- [EXERCISE OBJECTIVE]:
Pick out every line in the data below that holds "aman".

- [SUPPLIED DATA]:

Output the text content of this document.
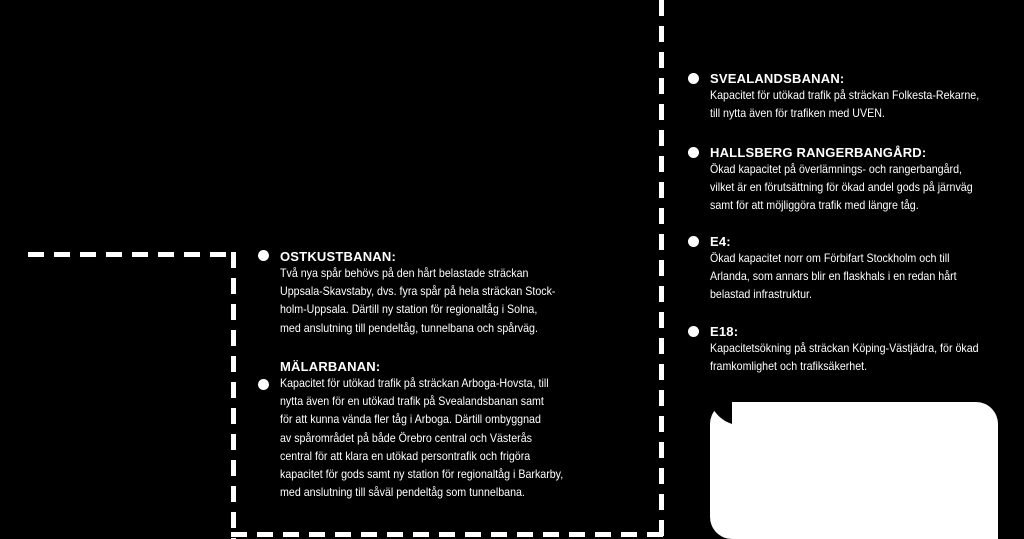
OSTKUSTBANAN:
Två nya spår behövs på den hårt belastade sträckan
Uppsala-Skavstaby, dvs. fyra spår på hela sträckan Stock-
holm-Uppsala. Därtill ny station för regionaltåg i Solna,
med anslutning till pendeltåg, tunnelbana och spårväg.
MÄLARBANAN:
Kapacitet för utökad trafik på sträckan Arboga-Hovsta, till
nytta även för en utökad trafik på Svealandsbanan samt
för att kunna vända fler tåg i Arboga. Därtill ombyggnad
av spårområdet på både Örebro central och Västerås
central för att klara en utökad persontrafik och frigöra
kapacitet för gods samt ny station för regionaltåg i Barkarby,
med anslutning till såväl pendeltåg som tunnelbana.
SVEALANDSBANAN:
Kapacitet för utökad trafik på sträckan Folkesta-Rekarne,
till nytta även för trafiken med UVEN.
HALLSBERG RANGERBANGÅRD:
Ökad kapacitet på överlämnings- och rangerbangård,
vilket är en förutsättning för ökad andel gods på järnväg
samt för att möjliggöra trafik med längre tåg.
E4:
Ökad kapacitet norr om Förbifart Stockholm och till
Arlanda, som annars blir en flaskhals i en redan hårt
belastad infrastruktur.
E18:
Kapacitetsökning på sträckan Köping-Västjädra, för ökad
framkomlighet och trafiksäkerhet.
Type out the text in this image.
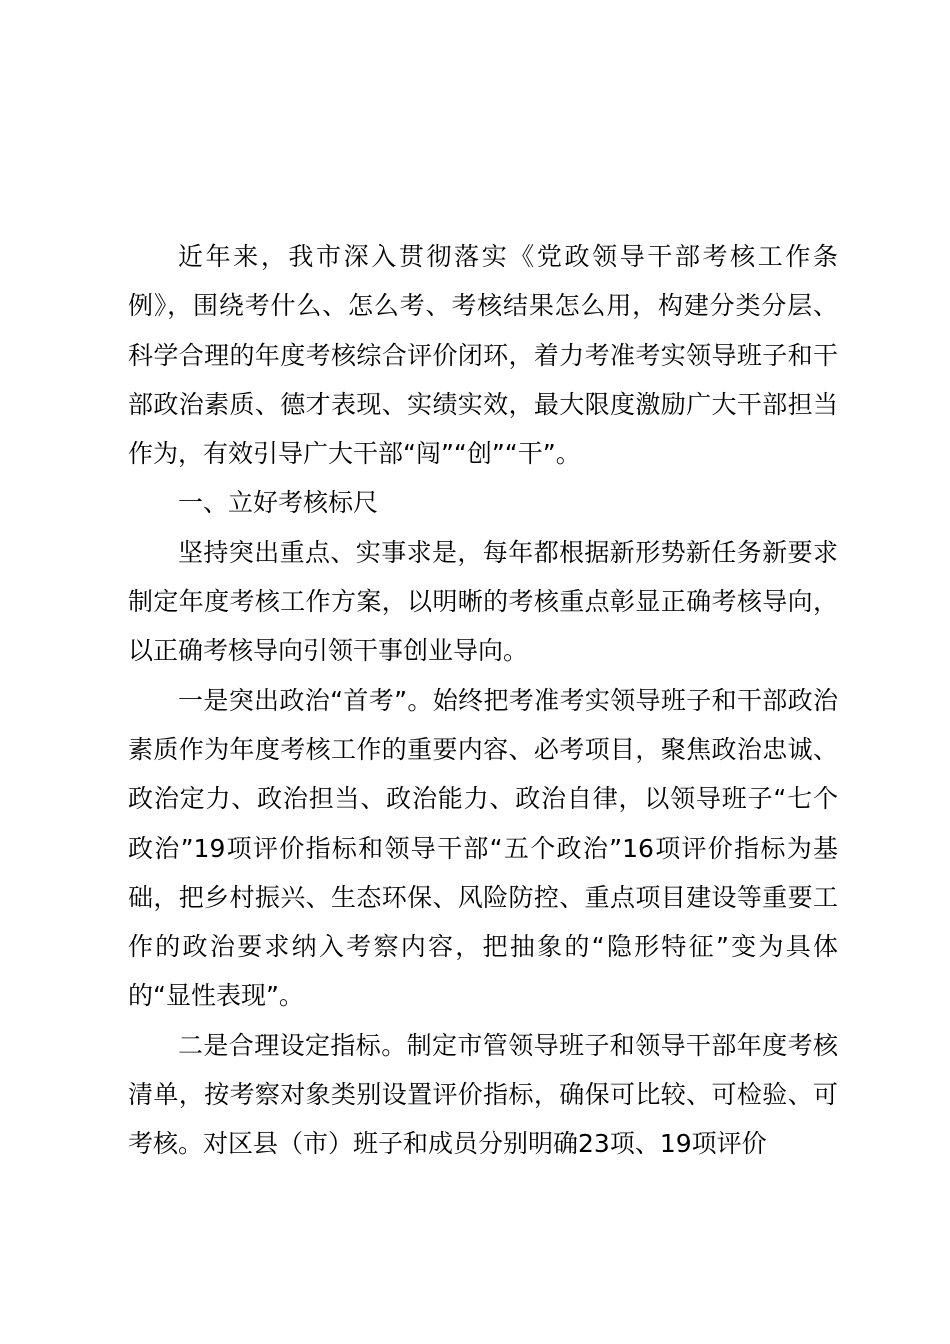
近年来，我市深入贯彻落实《党政领导干部考核工作条例》，围绕考什么、怎么考、考核结果怎么用，构建分类分层、科学合理的年度考核综合评价闭环，着力考准考实领导班子和干部政治素质、德才表现、实绩实效，最大限度激励广大干部担当作为，有效引导广大干部“闯”“创”“干”。

一、立好考核标尺

坚持突出重点、实事求是，每年都根据新形势新任务新要求制定年度考核工作方案，以明晰的考核重点彰显正确考核导向，以正确考核导向引领干事创业导向。

一是突出政治“首考”。始终把考准考实领导班子和干部政治素质作为年度考核工作的重要内容、必考项目，聚焦政治忠诚、政治定力、政治担当、政治能力、政治自律，以领导班子“七个政治”19项评价指标和领导干部“五个政治”16项评价指标为基础，把乡村振兴、生态环保、风险防控、重点项目建设等重要工作的政治要求纳入考察内容，把抽象的“隐形特征”变为具体的“显性表现”。

二是合理设定指标。制定市管领导班子和领导干部年度考核清单，按考察对象类别设置评价指标，确保可比较、可检验、可考核。对区县（市）班子和成员分别明确23项、19项评价
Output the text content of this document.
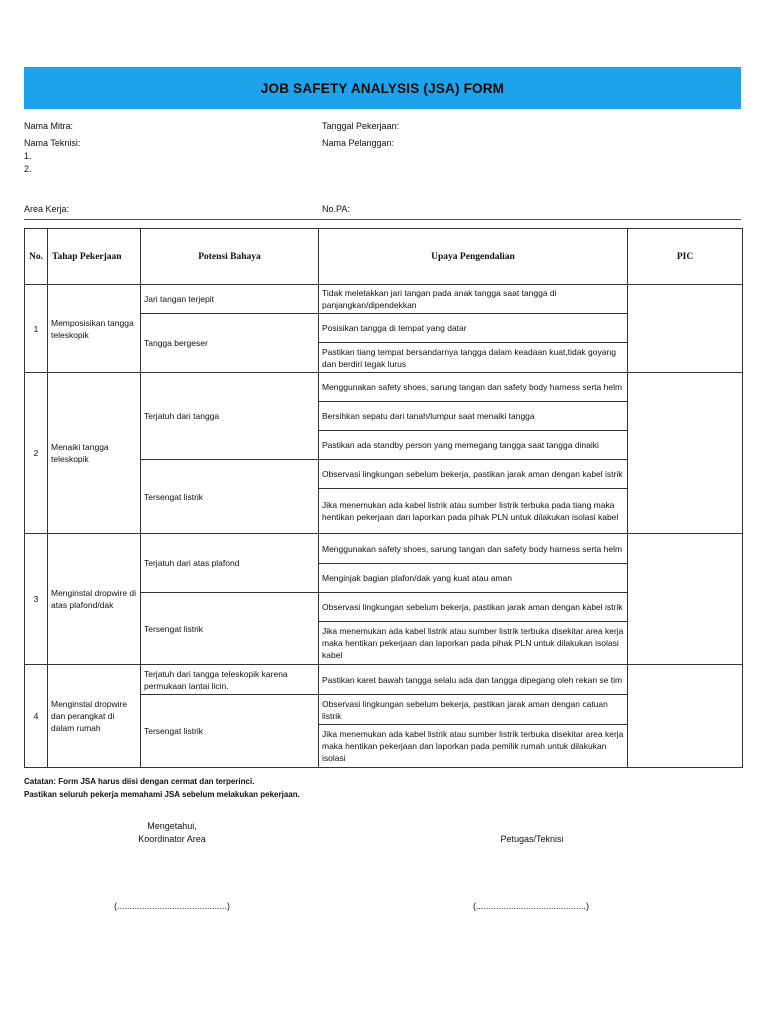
JOB SAFETY ANALYSIS (JSA) FORM
Nama Mitra:	Tanggal Pekerjaan:
Nama Teknisi:	Nama Pelanggan:
1.
2.
Area Kerja:	No.PA:
No.	Tahap Pekerjaan	Potensi Bahaya	Upaya Pengendalian	PIC
1	Memposisikan tangga teleskopik	Jari tangan terjepit	Tidak meletakkan jari tangan pada anak tangga saat tangga di panjangkan/dipendekkan	
		Tangga bergeser	Posisikan tangga di tempat yang datar	
			Pastikan tiang tempat bersandarnya tangga dalam keadaan kuat,tidak goyang dan berdiri tegak lurus	
2	Menaiki tangga teleskopik	Terjatuh dari tangga	Menggunakan safety shoes, sarung tangan dan safety body harness serta helm	
			Bersihkan sepatu dari tanah/lumpur saat menaiki tangga	
			Pastikan ada standby person yang memegang tangga saat tangga dinaiki	
		Tersengat listrik	Observasi lingkungan sebelum bekerja, pastikan jarak aman dengan kabel istrik	
			Jika menemukan ada kabel listrik atau sumber listrik terbuka pada tiang maka hentikan pekerjaan dan laporkan pada pihak PLN untuk dilakukan isolasi kabel	
3	Menginstal dropwire di atas plafond/dak	Terjatuh dari atas plafond	Menggunakan safety shoes, sarung tangan dan safety body harness serta helm	
			Menginjak bagian plafon/dak yang kuat atau aman	
		Tersengat listrik	Observasi lingkungan sebelum bekerja, pastikan jarak aman dengan kabel istrik	
			Jika menemukan ada kabel listrik atau sumber listrik terbuka disekitar area kerja maka hentikan pekerjaan dan laporkan pada pihak PLN untuk dilakukan isolasi kabel	
4	Menginstal dropwire dan perangkat di dalam rumah	Terjatuh dari tangga teleskopik karena permukaan lantai licin.	Pastikan karet bawah tangga selalu ada dan tangga dipegang oleh rekan se tim	
		Tersengat listrik	Observasi lingkungan sebelum bekerja, pastikan jarak aman dengan catuan listrik	
			Jika menemukan ada kabel listrik atau sumber listrik terbuka disekitar area kerja maka hentikan pekerjaan dan laporkan pada pemilik rumah untuk dilakukan isolasi	
Catatan: Form JSA harus diisi dengan cermat dan terperinci.
Pastikan seluruh pekerja memahami JSA sebelum melakukan pekerjaan.
Mengetahui,
Koordinator Area	Petugas/Teknisi
(............................................)	(............................................)
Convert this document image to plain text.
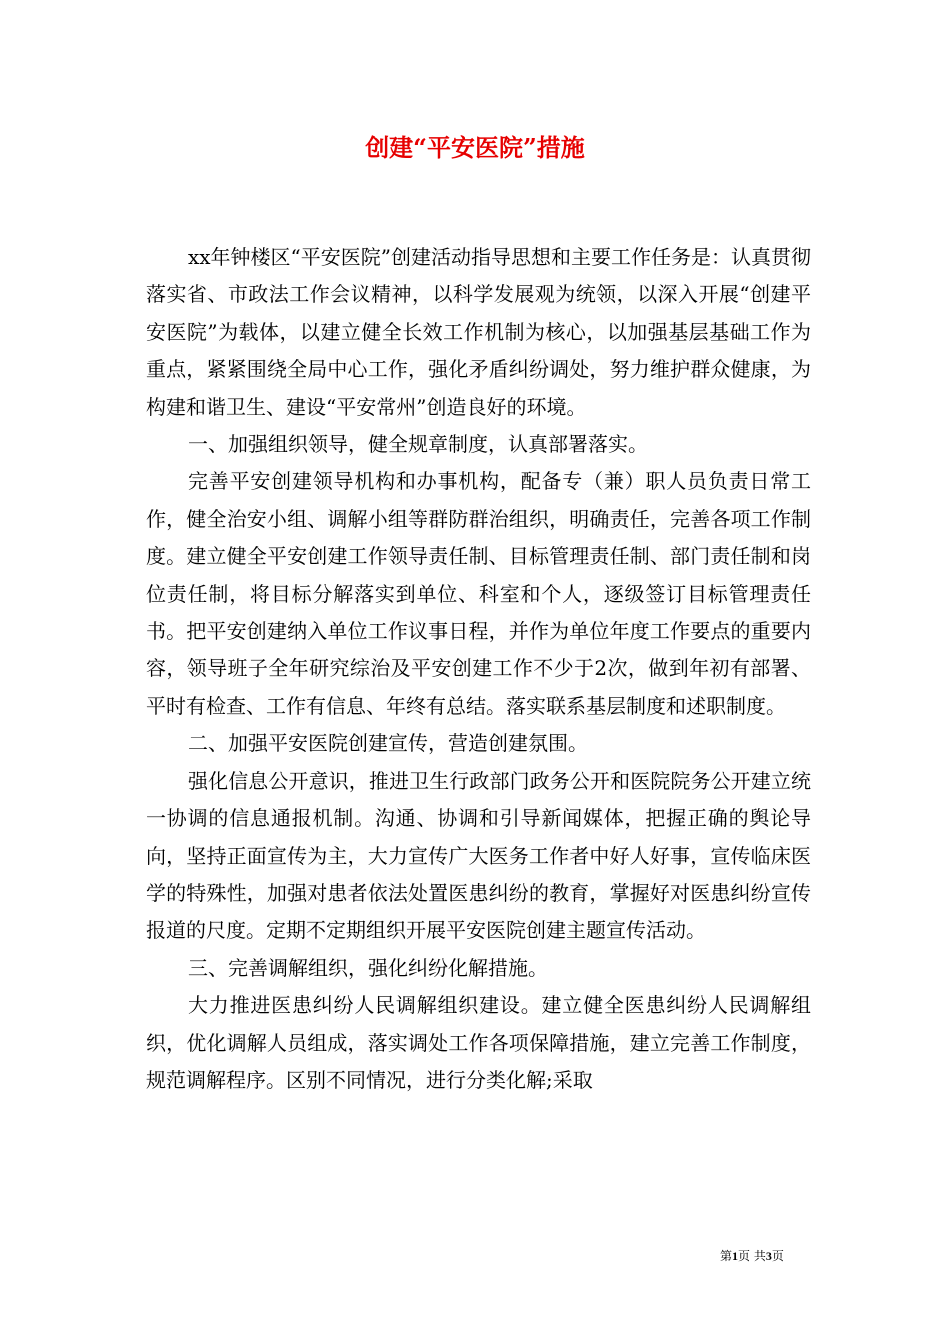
创建“平安医院”措施

xx年钟楼区“平安医院”创建活动指导思想和主要工作任务是：认真贯彻落实省、市政法工作会议精神，以科学发展观为统领，以深入开展“创建平安医院”为载体，以建立健全长效工作机制为核心，以加强基层基础工作为重点，紧紧围绕全局中心工作，强化矛盾纠纷调处，努力维护群众健康，为构建和谐卫生、建设“平安常州”创造良好的环境。

一、加强组织领导，健全规章制度，认真部署落实。

完善平安创建领导机构和办事机构，配备专（兼）职人员负责日常工作，健全治安小组、调解小组等群防群治组织，明确责任，完善各项工作制度。建立健全平安创建工作领导责任制、目标管理责任制、部门责任制和岗位责任制，将目标分解落实到单位、科室和个人，逐级签订目标管理责任书。把平安创建纳入单位工作议事日程，并作为单位年度工作要点的重要内容，领导班子全年研究综治及平安创建工作不少于2次，做到年初有部署、平时有检查、工作有信息、年终有总结。落实联系基层制度和述职制度。

二、加强平安医院创建宣传，营造创建氛围。

强化信息公开意识，推进卫生行政部门政务公开和医院院务公开建立统一协调的信息通报机制。沟通、协调和引导新闻媒体，把握正确的舆论导向，坚持正面宣传为主，大力宣传广大医务工作者中好人好事，宣传临床医学的特殊性，加强对患者依法处置医患纠纷的教育，掌握好对医患纠纷宣传报道的尺度。定期不定期组织开展平安医院创建主题宣传活动。

三、完善调解组织，强化纠纷化解措施。

大力推进医患纠纷人民调解组织建设。建立健全医患纠纷人民调解组织，优化调解人员组成，落实调处工作各项保障措施，建立完善工作制度，规范调解程序。区别不同情况，进行分类化解;采取

第1页 共3页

- [RESPONSE FOR THIS EXERCISE]:
		Tersengat listrik	Observasi lingkungan sebelum bekerja, pastikan jarak aman dengan kabel istrik	
			Menginjak bagian plafon/dak yang kuat atau aman	
		Tersengat listrik	Observasi lingkungan sebelum bekerja, pastikan jarak aman dengan kabel istrik	
		Tersengat listrik	Observasi lingkungan sebelum bekerja, pastikan jarak aman dengan catuan listrik	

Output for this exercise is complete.